Read the listing below and copy out every line that holds "document".

Saved entries:
----

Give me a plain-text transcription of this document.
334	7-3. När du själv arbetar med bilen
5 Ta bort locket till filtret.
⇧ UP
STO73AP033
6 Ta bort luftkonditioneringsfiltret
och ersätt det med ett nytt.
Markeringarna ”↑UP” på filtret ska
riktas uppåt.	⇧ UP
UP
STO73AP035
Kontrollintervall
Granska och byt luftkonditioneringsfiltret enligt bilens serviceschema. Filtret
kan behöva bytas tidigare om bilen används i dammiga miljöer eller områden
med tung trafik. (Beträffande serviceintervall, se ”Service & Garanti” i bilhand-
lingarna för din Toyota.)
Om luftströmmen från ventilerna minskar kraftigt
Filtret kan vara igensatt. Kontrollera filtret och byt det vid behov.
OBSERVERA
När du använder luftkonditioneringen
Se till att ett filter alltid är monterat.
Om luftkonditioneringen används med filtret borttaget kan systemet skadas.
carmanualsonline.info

----

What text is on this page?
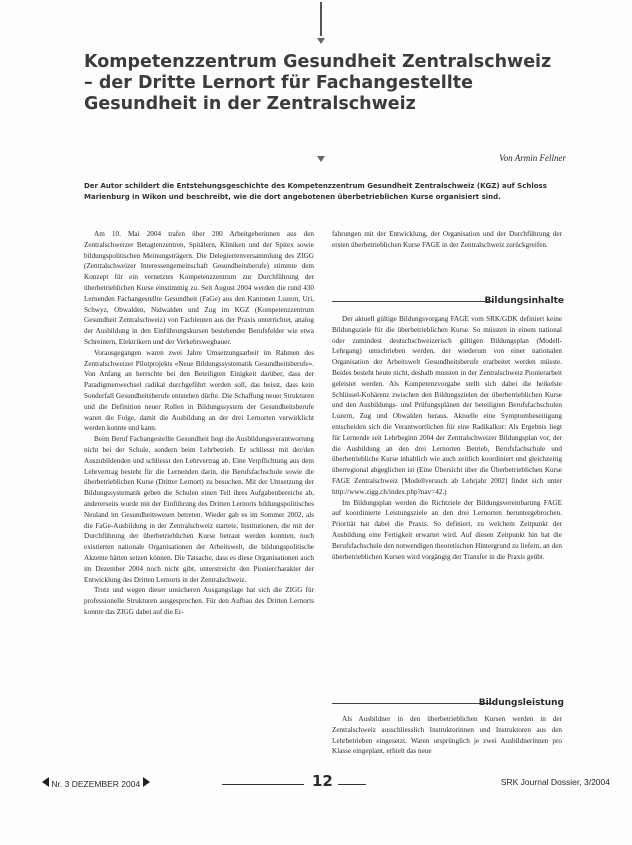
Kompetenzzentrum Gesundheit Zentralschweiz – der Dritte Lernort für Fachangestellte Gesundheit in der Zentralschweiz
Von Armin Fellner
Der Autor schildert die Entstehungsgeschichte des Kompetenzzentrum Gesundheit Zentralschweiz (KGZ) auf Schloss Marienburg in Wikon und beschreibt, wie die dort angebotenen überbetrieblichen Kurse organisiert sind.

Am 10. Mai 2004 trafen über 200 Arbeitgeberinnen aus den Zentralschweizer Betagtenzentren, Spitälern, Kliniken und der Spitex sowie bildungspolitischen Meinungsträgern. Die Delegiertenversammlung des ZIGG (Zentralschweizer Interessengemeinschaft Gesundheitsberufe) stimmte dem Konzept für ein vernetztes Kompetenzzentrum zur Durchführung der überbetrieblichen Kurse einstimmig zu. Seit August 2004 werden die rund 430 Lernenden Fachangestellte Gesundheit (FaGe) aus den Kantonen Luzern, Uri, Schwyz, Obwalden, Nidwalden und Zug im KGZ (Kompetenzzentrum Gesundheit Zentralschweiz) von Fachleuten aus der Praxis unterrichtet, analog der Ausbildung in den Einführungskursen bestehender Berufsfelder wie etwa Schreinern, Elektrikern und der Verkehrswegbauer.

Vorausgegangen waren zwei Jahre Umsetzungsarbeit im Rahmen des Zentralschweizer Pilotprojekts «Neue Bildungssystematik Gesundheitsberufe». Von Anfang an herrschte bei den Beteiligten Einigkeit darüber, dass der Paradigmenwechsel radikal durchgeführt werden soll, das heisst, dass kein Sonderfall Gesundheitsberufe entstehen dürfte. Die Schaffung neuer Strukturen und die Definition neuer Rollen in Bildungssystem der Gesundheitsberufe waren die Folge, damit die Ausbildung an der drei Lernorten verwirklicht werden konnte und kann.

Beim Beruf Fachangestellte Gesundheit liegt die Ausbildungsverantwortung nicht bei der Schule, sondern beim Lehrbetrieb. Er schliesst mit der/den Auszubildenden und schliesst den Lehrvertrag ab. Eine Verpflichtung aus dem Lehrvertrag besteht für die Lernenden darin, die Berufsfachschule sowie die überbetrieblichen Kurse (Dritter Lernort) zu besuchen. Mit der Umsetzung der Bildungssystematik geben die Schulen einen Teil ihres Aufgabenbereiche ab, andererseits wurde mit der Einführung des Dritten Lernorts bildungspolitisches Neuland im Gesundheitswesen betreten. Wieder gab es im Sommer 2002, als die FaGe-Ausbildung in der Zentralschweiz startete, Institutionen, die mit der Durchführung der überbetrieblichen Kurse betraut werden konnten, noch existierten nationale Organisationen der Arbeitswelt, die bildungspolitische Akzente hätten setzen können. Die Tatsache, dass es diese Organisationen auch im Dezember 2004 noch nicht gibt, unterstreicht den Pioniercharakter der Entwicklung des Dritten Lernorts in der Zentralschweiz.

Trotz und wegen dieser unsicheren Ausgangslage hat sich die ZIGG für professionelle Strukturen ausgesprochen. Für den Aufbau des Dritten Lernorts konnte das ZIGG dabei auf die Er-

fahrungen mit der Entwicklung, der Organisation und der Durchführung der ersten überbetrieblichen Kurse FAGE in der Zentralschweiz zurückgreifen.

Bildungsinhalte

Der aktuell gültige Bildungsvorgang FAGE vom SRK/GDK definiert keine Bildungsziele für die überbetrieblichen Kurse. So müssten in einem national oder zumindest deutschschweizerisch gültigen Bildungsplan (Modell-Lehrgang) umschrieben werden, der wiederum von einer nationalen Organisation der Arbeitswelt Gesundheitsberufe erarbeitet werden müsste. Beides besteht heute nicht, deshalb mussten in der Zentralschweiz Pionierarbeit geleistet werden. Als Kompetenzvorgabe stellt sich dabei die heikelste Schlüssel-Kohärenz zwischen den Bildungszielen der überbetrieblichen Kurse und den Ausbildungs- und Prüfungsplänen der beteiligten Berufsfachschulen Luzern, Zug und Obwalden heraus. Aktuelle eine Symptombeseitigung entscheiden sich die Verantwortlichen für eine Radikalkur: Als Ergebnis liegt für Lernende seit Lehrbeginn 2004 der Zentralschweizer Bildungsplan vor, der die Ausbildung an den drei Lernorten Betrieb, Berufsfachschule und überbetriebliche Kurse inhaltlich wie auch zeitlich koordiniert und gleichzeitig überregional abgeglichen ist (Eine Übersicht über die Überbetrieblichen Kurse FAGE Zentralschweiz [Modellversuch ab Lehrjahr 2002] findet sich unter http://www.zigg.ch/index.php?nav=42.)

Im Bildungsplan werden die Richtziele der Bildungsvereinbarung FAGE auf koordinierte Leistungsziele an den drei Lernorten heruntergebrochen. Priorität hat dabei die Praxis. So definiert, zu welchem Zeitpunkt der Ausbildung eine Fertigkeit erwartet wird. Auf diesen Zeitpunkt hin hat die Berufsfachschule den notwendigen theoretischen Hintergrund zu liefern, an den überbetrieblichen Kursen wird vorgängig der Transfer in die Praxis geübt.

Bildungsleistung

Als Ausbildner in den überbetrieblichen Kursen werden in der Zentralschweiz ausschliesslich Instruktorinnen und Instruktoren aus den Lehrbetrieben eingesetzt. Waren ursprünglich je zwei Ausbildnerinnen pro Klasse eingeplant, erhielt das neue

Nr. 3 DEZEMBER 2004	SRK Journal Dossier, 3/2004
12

----

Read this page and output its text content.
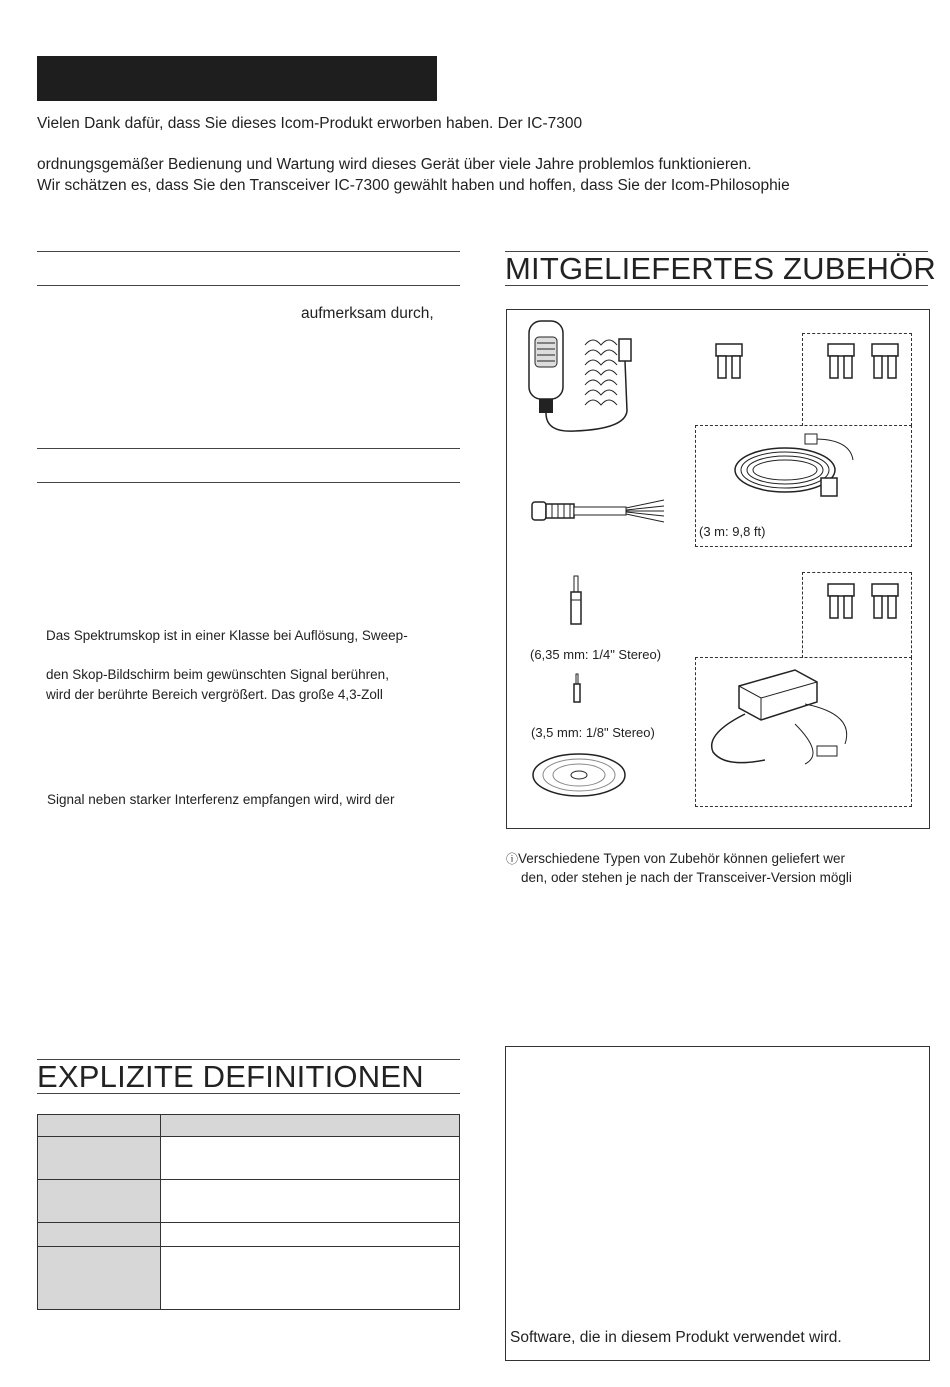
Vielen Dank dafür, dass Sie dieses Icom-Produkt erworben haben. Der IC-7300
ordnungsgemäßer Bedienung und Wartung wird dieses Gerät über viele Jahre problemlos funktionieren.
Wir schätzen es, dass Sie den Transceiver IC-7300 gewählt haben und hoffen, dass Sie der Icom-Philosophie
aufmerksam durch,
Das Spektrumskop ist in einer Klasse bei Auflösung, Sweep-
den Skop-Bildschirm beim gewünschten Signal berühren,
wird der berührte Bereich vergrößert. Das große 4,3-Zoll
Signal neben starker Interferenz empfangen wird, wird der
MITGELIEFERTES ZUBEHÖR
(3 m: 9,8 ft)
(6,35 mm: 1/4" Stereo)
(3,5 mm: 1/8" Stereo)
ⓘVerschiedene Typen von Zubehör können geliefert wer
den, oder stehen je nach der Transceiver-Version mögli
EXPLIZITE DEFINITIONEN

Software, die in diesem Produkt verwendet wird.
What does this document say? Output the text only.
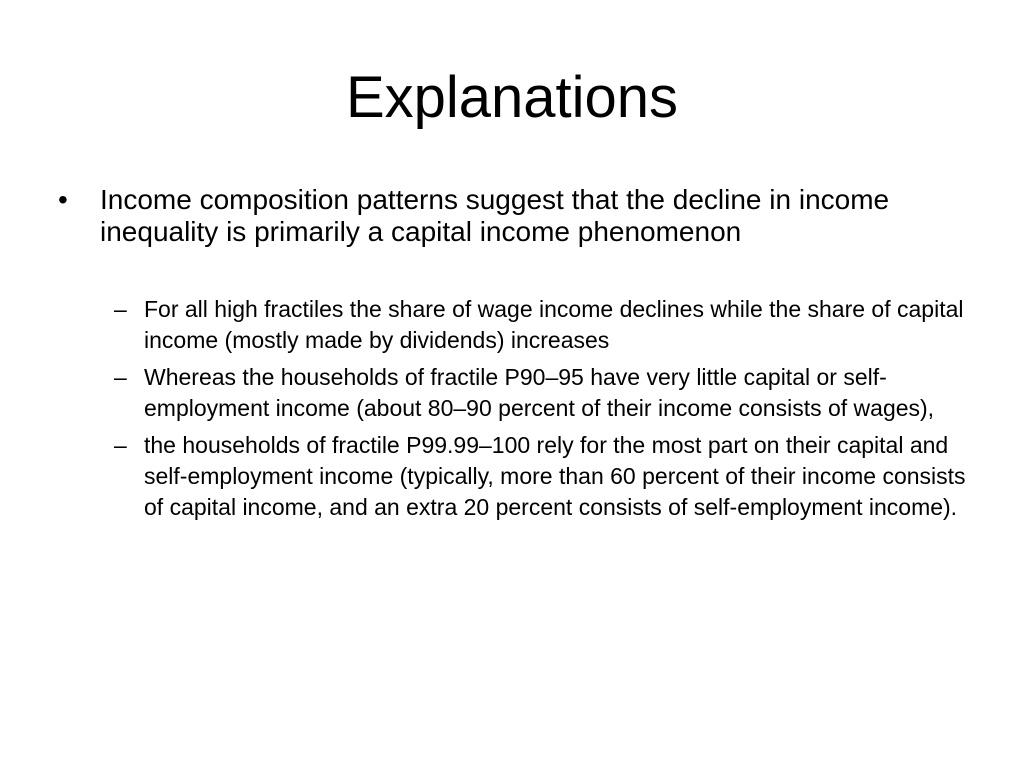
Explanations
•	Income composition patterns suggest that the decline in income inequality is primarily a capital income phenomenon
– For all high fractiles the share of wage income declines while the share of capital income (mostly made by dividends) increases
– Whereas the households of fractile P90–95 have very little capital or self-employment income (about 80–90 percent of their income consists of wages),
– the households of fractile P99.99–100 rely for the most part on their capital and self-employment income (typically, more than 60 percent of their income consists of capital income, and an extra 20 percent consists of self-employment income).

----

# ANSWER TO THE PROBLEM:
Give me a plain-text transcription of this document.
What does this document say? Output the text only.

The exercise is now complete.